▸ GIVEN REQUEST: Examine the material below and count the lines that hold the word "Aurora". Report only the number.

▸ SUPPLIED MATERIAL:
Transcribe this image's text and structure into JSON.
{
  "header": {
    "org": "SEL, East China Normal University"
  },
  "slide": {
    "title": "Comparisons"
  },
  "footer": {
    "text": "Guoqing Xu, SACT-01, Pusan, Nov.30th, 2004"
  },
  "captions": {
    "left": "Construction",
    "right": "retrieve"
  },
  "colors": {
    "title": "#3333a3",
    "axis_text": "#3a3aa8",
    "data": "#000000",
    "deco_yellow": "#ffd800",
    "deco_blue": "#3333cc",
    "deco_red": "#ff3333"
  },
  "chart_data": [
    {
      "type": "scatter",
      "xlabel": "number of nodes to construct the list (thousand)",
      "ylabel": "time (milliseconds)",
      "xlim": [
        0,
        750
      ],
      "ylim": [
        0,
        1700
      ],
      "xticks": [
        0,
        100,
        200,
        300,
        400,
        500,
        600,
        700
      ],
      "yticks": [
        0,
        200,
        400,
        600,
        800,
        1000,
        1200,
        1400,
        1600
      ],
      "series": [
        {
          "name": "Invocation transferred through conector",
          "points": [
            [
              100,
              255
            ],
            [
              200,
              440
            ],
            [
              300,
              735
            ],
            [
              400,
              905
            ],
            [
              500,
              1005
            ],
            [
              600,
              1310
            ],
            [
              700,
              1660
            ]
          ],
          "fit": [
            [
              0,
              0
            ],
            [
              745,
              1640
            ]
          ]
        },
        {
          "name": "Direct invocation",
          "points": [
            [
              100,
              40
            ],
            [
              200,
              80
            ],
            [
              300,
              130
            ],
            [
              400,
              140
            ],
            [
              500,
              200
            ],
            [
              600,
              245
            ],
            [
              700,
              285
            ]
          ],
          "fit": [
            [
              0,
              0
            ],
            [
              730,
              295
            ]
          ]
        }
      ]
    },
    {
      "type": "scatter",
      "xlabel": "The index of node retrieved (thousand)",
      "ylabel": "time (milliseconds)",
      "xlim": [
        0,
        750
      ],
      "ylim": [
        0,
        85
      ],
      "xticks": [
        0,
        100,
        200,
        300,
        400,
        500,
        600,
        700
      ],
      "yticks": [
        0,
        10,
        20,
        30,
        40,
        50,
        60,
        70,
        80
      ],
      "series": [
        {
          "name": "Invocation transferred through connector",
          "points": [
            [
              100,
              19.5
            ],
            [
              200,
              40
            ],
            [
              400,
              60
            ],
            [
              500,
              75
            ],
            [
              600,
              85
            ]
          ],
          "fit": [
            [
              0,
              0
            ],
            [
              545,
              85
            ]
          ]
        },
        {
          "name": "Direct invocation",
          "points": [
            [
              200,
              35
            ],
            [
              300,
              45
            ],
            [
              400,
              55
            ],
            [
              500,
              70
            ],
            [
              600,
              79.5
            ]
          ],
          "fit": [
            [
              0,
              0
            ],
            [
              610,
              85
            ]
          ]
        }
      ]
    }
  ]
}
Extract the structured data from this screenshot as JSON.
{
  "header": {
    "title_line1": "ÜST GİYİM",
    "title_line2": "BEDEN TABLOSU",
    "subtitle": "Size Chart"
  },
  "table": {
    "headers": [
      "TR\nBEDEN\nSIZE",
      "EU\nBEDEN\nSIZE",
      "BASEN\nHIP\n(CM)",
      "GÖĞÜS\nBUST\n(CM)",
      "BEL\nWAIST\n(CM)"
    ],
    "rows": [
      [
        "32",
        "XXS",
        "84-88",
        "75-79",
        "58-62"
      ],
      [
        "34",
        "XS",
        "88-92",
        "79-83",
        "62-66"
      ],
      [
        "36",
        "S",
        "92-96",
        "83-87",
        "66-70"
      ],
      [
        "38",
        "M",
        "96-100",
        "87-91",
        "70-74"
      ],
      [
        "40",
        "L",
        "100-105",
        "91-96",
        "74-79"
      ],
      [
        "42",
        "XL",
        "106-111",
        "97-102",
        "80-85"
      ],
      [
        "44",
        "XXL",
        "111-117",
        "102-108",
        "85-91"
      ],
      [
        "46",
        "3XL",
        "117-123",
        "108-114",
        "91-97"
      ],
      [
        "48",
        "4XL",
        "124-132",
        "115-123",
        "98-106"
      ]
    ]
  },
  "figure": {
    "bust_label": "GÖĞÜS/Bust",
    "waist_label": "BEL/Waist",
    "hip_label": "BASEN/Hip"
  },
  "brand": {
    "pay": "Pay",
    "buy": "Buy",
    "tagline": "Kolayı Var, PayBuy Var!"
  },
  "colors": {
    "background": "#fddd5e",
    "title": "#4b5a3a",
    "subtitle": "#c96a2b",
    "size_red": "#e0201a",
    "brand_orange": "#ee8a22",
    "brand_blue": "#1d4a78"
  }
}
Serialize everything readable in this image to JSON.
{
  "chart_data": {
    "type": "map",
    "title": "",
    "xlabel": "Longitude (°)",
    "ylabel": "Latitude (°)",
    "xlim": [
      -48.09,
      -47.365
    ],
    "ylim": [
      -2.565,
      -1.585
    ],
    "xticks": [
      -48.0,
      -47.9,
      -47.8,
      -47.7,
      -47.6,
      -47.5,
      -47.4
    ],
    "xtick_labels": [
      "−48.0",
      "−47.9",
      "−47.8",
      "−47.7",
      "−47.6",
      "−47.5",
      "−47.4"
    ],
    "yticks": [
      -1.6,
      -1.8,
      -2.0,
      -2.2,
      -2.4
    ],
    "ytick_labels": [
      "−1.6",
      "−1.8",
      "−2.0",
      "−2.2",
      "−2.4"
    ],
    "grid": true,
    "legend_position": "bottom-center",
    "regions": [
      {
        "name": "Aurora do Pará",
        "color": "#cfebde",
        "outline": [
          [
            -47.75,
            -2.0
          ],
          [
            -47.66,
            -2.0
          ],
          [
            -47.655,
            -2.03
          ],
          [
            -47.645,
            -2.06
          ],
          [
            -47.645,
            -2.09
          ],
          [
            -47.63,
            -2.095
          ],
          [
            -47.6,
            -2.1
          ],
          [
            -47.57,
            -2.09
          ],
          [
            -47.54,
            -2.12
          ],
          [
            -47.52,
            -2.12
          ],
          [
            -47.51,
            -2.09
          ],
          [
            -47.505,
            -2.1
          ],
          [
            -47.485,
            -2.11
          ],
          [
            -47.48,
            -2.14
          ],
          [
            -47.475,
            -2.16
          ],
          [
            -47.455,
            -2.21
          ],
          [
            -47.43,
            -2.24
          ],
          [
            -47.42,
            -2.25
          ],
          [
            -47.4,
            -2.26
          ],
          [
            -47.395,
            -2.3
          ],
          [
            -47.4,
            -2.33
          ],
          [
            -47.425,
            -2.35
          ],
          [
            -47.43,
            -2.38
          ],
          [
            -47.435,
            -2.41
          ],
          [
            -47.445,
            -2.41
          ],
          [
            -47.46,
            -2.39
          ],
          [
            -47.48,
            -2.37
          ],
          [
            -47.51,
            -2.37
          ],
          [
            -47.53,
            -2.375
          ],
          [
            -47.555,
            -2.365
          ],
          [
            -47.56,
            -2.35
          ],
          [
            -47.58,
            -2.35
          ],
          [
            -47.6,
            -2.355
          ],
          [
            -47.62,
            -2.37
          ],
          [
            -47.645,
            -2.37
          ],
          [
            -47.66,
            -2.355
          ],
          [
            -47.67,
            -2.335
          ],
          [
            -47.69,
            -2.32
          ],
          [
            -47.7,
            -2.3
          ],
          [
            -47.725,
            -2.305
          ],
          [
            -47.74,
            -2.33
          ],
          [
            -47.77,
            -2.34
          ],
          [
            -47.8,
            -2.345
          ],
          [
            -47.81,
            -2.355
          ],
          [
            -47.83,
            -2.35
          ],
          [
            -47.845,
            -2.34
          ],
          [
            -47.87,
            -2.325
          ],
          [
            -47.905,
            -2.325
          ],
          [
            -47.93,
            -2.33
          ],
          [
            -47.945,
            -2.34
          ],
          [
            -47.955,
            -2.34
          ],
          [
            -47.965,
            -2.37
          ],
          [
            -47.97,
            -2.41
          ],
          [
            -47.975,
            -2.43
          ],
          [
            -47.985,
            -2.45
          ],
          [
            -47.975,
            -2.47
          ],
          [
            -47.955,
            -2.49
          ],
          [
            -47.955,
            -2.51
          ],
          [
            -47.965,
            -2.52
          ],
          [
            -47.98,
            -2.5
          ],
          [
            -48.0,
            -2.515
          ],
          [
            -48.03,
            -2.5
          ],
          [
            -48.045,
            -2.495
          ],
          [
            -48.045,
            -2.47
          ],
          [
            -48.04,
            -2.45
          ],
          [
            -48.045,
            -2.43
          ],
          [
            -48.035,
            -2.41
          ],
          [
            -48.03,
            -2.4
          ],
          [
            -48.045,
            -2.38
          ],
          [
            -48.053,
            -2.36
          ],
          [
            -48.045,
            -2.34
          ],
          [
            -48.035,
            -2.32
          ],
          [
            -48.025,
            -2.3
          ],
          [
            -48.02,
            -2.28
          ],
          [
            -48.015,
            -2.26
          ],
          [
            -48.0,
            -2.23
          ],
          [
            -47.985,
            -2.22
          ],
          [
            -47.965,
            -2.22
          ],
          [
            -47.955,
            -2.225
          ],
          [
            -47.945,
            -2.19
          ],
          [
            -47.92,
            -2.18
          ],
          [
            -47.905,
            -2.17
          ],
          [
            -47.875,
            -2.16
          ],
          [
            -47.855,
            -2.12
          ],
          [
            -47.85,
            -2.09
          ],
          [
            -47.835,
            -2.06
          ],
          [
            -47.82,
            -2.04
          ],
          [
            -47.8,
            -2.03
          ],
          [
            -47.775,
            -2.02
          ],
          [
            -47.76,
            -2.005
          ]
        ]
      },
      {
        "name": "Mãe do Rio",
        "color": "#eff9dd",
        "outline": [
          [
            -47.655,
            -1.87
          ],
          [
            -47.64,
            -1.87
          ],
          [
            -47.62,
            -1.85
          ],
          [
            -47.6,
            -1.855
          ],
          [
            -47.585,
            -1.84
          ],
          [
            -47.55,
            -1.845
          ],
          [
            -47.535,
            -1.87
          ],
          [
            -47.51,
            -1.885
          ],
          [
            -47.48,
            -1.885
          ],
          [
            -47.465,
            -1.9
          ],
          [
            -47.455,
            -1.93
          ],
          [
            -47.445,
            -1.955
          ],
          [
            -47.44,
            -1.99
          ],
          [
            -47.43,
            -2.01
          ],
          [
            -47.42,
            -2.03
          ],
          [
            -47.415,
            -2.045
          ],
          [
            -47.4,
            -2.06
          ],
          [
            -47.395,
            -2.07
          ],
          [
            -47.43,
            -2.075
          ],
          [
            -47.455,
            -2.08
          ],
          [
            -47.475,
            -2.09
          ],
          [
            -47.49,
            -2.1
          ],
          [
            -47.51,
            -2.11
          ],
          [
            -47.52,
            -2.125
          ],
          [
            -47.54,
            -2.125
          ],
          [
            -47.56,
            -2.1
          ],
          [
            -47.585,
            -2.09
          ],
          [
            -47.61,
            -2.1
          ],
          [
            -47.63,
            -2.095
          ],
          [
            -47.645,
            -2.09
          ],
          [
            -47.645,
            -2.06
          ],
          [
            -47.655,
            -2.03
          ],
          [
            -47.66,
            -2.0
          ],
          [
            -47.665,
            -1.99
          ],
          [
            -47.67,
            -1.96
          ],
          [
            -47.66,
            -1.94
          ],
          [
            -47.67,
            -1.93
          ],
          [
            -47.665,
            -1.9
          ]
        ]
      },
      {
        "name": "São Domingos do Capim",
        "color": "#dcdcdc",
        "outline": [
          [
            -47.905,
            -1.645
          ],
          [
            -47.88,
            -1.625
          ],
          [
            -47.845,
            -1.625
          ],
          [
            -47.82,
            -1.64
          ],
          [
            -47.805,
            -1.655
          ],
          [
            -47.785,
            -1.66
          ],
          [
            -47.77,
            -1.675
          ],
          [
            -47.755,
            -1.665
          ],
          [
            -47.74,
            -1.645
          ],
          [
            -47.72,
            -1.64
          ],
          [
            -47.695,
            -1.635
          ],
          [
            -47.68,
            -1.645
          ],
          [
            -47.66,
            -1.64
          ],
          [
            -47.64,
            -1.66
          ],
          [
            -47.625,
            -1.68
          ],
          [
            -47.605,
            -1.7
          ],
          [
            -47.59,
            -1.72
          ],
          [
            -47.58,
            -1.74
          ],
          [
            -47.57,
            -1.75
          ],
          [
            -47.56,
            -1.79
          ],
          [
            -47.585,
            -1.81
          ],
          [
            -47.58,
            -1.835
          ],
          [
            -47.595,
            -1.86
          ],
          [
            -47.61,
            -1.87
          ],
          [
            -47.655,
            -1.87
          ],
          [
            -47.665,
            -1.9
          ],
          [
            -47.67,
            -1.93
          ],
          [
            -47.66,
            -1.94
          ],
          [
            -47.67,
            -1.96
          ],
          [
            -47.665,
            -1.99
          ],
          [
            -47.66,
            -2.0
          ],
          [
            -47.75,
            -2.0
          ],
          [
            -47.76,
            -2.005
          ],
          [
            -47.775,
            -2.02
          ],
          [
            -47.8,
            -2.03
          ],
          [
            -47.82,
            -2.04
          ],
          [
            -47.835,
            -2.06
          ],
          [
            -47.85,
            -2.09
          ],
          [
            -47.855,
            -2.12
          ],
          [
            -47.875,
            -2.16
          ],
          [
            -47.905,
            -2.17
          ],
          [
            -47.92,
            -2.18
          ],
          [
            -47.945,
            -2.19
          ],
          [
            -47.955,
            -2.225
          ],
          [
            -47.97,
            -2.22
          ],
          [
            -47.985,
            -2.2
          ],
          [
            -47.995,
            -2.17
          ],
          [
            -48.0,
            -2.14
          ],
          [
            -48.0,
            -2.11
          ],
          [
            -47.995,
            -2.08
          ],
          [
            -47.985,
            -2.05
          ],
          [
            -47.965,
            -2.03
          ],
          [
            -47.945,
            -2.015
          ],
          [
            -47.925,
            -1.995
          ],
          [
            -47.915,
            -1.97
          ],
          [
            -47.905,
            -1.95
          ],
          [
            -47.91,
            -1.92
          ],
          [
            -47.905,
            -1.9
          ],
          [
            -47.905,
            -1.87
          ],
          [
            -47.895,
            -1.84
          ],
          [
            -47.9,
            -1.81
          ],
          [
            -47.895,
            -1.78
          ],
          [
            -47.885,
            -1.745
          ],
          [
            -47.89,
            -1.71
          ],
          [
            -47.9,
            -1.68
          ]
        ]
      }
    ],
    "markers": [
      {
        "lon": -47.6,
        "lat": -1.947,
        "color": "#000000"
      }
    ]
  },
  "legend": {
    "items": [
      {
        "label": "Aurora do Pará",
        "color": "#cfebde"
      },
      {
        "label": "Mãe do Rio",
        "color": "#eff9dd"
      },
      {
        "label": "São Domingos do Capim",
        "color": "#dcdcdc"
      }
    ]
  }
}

▸ FULL SOLUTION: 2